YOUR TASK :: Pull out every line with the word "forecasted" from the entries below.

Records that describe figures ::
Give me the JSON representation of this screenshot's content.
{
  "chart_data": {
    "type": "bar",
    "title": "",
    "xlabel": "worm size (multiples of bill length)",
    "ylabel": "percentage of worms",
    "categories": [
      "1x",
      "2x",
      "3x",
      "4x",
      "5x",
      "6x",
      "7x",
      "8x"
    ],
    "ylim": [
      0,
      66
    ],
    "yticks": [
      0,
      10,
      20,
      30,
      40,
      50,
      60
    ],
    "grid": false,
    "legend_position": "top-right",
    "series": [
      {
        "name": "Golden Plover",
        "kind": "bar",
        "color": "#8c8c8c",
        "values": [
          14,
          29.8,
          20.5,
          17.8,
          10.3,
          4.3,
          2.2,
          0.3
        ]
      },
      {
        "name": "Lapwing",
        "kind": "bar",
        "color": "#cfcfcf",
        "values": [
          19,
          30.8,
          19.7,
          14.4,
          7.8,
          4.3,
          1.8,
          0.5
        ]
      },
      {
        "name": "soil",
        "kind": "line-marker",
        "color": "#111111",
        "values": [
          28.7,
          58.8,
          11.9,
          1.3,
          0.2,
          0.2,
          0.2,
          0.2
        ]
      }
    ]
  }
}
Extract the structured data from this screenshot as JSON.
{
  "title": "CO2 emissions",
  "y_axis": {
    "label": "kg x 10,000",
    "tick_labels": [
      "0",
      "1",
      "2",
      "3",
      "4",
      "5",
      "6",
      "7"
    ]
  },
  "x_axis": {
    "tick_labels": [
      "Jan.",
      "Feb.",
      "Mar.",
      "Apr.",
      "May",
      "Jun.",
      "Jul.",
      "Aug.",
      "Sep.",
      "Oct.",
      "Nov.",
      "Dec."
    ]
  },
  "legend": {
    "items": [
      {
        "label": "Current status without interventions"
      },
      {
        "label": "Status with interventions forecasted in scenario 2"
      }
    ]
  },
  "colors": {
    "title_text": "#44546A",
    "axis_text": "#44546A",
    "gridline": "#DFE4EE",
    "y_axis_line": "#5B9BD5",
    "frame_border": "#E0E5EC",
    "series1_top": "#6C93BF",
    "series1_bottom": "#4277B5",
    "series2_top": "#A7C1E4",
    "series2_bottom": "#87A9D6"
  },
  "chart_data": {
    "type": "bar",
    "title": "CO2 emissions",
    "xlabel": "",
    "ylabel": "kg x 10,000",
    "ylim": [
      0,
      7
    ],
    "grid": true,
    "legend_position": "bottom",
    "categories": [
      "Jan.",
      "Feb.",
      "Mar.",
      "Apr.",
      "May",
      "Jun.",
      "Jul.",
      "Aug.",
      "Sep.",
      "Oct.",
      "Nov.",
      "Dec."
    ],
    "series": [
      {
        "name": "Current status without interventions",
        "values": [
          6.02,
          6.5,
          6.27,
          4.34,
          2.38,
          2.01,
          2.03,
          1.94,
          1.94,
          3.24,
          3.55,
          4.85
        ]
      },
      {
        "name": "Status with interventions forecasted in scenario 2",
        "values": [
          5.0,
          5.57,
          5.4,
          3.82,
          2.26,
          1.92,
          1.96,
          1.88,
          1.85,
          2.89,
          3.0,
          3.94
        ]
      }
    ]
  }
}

ANSWER IN FULL ::
        "label": "Status with interventions forecasted in scenario 2"
        "name": "Status with interventions forecasted in scenario 2",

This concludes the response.